INSTRUCTION: Copy each line that has the string "JSON" somewhere in it.

[Records about charts and figures]
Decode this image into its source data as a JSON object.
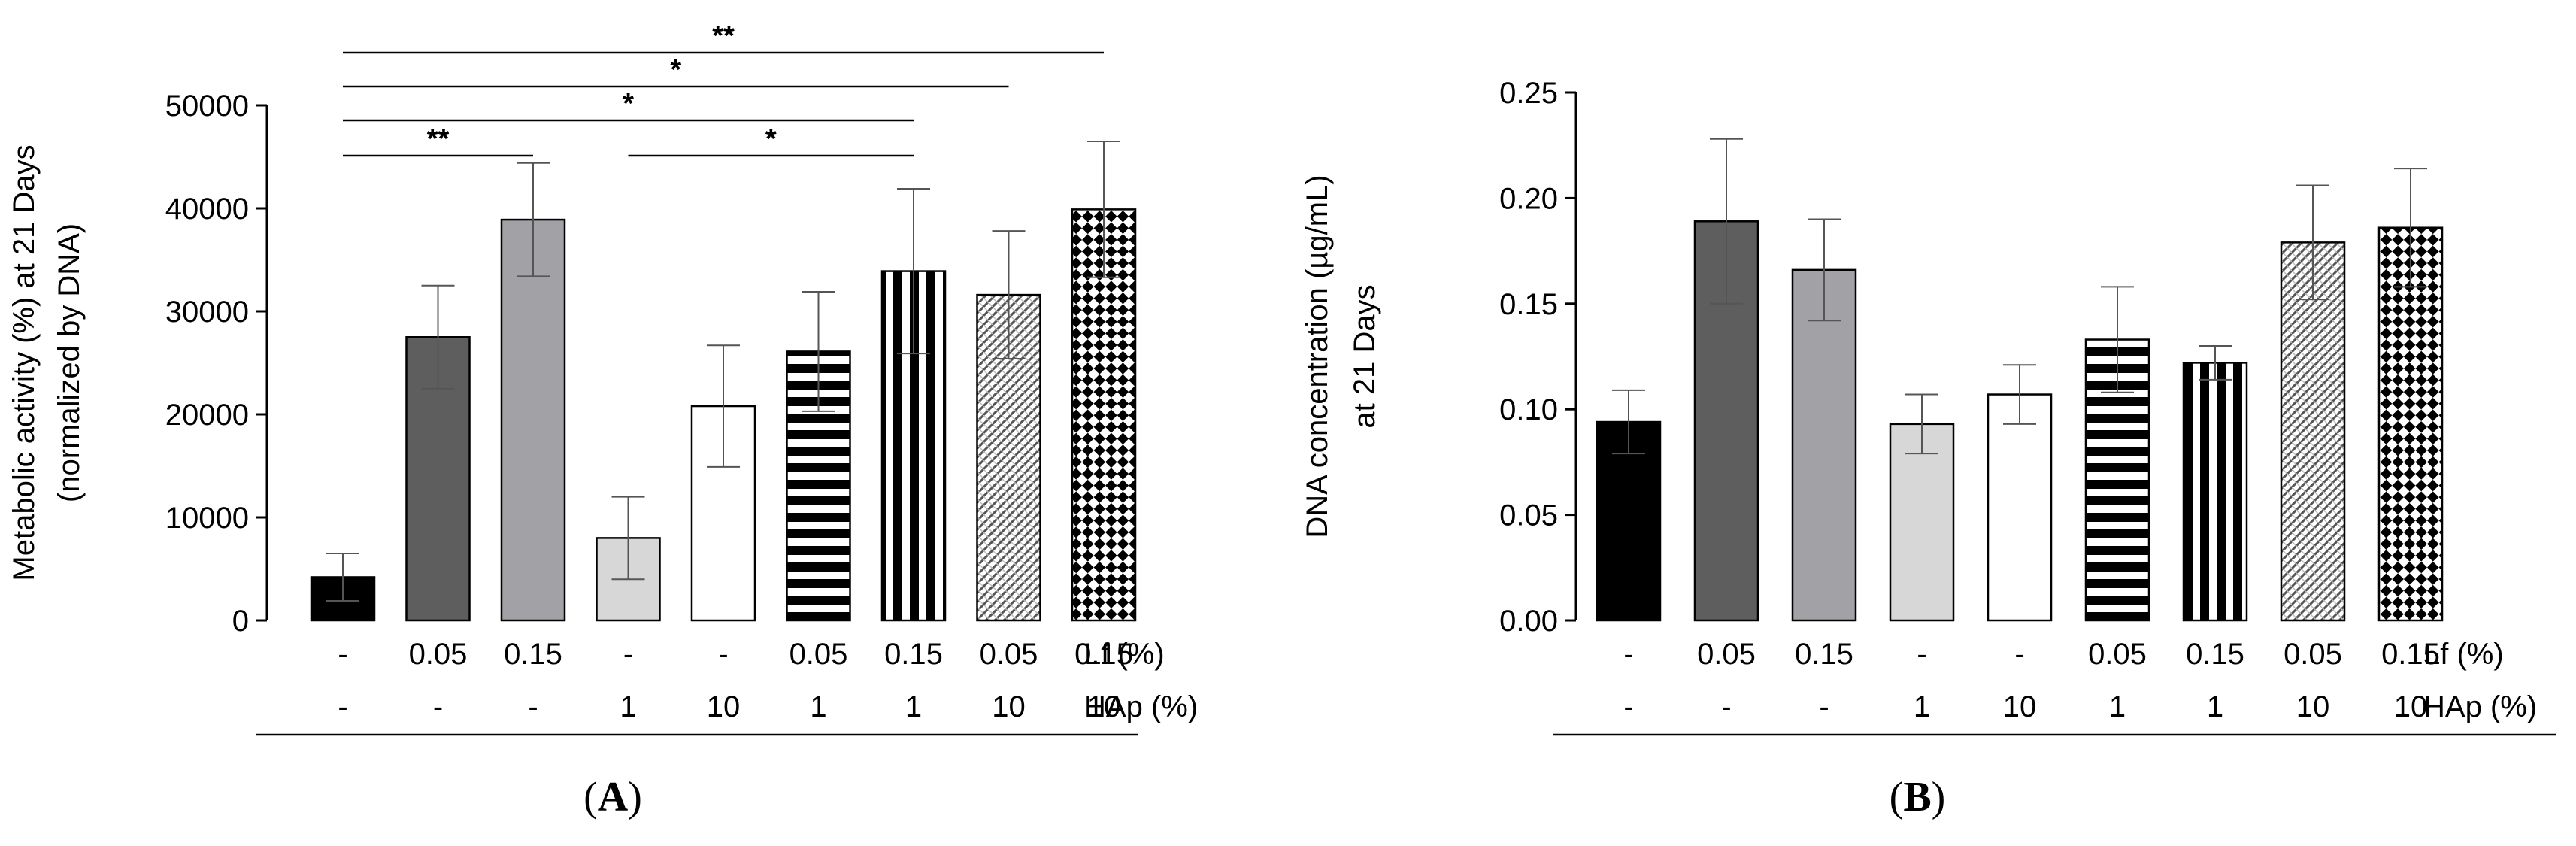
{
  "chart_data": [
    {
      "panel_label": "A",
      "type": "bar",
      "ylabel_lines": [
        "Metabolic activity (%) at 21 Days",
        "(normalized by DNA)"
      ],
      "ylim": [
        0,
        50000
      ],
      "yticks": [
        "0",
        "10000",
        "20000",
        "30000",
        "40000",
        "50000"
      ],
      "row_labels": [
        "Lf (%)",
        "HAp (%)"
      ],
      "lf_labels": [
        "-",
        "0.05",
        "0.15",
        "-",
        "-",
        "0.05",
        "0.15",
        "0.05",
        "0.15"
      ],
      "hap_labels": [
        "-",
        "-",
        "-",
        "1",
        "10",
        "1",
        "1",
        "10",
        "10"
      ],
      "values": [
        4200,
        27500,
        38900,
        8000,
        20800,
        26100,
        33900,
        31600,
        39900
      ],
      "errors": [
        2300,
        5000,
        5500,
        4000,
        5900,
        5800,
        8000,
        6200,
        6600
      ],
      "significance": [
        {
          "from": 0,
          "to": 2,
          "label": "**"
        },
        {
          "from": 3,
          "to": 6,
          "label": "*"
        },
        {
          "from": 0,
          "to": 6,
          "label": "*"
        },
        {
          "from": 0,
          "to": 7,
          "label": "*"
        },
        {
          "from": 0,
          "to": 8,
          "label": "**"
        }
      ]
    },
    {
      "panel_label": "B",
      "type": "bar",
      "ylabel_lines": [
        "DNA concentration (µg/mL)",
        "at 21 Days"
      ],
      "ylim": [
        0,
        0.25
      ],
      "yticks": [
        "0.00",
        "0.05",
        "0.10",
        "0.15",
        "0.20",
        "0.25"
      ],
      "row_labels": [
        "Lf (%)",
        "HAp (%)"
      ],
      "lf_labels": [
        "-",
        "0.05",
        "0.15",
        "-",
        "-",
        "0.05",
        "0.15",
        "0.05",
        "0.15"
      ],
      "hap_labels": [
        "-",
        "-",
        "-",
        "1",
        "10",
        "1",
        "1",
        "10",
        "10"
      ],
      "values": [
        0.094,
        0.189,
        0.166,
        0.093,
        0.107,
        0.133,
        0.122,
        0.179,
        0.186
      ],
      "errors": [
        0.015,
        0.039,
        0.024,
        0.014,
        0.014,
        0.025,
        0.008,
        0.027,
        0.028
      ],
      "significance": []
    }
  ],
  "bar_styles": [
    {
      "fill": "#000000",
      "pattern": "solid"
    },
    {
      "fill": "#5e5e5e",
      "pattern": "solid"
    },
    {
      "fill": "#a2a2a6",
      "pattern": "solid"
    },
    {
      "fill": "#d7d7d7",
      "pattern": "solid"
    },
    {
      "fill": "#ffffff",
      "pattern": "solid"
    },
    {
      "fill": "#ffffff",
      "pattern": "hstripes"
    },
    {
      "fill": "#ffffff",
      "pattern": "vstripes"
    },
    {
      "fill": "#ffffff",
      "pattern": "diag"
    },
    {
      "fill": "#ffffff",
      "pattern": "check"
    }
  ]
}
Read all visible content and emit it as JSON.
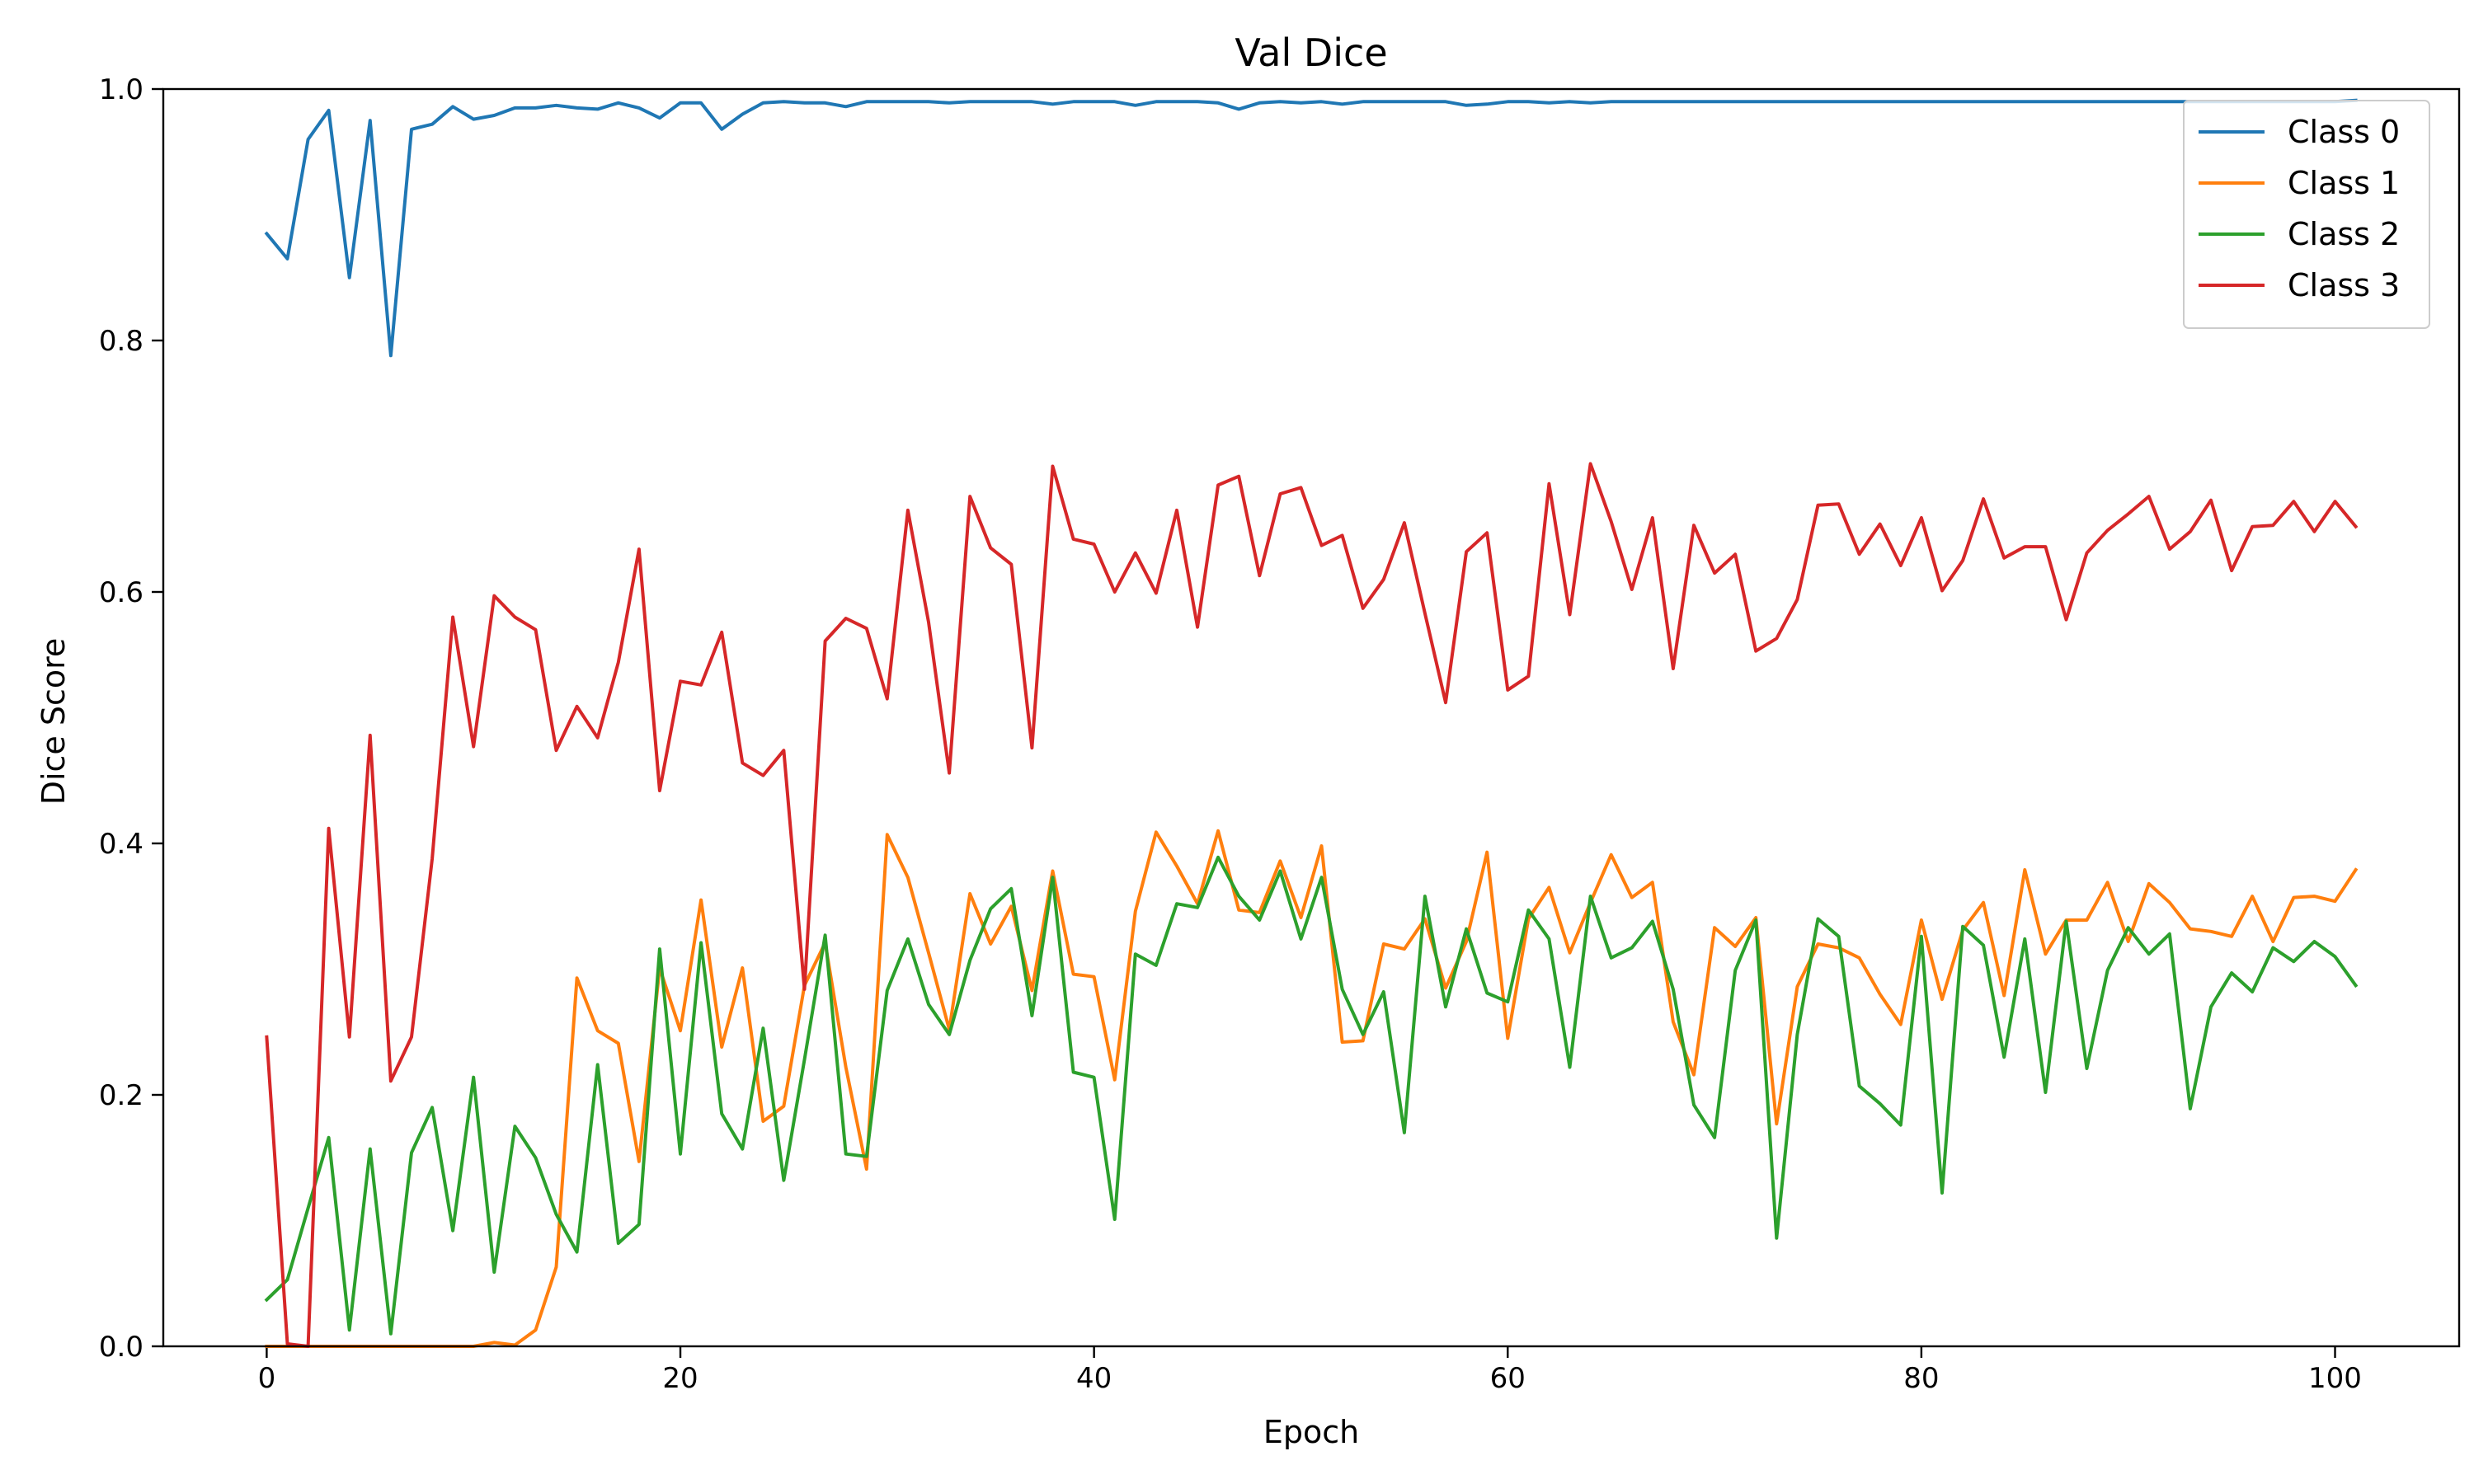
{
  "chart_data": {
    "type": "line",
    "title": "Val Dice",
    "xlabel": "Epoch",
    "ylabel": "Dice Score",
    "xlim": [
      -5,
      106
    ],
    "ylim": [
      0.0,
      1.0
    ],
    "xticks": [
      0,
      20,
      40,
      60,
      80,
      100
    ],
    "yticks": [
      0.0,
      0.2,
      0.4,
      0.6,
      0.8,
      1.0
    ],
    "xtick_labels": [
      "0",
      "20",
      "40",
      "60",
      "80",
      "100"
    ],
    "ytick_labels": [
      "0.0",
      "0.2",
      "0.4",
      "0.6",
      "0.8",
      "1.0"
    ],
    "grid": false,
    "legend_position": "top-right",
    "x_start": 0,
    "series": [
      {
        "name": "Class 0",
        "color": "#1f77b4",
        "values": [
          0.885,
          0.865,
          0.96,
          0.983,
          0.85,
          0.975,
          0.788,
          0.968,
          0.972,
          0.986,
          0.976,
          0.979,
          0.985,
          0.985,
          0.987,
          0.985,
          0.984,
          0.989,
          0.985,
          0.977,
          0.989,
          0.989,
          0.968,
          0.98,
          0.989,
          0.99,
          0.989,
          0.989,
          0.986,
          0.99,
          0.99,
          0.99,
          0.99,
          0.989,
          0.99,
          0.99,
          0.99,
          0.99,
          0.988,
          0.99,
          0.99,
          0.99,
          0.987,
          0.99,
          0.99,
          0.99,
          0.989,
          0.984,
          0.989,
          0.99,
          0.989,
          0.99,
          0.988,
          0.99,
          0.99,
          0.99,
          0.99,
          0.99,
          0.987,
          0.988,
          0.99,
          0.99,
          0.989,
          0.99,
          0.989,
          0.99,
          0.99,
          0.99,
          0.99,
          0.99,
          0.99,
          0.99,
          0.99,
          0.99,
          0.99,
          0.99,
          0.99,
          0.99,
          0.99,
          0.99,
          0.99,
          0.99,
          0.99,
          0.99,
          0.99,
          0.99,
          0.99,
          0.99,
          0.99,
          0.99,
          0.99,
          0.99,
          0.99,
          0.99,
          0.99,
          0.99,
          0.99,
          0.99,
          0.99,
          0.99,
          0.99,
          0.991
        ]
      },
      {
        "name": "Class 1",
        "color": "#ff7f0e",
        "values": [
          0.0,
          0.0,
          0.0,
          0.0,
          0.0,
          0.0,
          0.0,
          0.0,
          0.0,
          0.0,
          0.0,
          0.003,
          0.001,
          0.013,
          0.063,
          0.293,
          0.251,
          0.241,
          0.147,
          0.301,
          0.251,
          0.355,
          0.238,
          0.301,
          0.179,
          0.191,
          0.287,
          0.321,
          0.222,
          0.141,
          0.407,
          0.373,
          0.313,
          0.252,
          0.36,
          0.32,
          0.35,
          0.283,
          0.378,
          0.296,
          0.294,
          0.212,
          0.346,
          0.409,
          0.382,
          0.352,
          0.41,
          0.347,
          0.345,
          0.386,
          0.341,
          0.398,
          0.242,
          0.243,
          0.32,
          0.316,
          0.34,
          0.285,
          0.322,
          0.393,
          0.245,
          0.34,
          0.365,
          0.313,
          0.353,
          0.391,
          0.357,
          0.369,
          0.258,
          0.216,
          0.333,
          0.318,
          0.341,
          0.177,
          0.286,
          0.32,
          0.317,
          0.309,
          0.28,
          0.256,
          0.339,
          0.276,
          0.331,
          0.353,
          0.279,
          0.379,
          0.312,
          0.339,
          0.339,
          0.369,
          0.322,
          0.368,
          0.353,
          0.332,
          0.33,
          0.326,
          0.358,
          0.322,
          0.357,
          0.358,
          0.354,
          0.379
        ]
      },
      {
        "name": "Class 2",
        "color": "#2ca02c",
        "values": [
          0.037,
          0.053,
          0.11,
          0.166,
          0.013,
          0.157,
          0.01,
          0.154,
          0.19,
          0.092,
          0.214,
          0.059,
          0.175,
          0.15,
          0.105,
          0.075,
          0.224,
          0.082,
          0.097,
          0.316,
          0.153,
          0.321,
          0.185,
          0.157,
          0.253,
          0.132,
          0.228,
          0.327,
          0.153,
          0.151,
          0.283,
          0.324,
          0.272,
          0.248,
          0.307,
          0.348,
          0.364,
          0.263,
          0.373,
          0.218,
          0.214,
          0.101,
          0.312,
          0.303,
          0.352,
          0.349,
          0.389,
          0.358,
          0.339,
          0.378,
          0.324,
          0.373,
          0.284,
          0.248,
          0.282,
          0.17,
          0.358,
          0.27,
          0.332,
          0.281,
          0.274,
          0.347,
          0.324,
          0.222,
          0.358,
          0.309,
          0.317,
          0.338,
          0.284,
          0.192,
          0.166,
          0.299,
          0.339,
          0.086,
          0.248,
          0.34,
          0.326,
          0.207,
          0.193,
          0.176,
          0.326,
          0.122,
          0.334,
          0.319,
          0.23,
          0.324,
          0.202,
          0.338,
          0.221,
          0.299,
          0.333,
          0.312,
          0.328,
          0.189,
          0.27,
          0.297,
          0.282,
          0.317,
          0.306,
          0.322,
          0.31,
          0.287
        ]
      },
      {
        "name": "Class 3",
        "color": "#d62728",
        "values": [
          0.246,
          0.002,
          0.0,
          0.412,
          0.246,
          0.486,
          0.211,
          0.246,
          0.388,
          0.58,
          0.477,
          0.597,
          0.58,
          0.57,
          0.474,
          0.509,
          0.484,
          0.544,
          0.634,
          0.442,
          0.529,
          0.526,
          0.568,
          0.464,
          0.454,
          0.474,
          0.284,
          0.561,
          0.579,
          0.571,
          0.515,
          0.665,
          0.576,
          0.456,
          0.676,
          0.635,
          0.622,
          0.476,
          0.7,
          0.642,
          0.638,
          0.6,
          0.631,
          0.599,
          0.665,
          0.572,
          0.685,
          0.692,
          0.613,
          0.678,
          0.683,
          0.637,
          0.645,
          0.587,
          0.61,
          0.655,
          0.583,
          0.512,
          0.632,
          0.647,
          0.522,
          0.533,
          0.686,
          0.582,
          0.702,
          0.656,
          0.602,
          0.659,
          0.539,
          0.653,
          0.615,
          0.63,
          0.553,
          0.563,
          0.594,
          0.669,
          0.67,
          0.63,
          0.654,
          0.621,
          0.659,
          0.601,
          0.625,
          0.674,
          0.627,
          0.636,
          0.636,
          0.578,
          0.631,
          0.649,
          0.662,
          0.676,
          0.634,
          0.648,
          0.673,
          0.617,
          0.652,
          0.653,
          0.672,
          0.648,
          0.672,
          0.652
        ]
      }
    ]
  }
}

WRITTEN SOLUTION:
Decode this image into its source data as a JSON object.
Read all visible content and emit it as JSON.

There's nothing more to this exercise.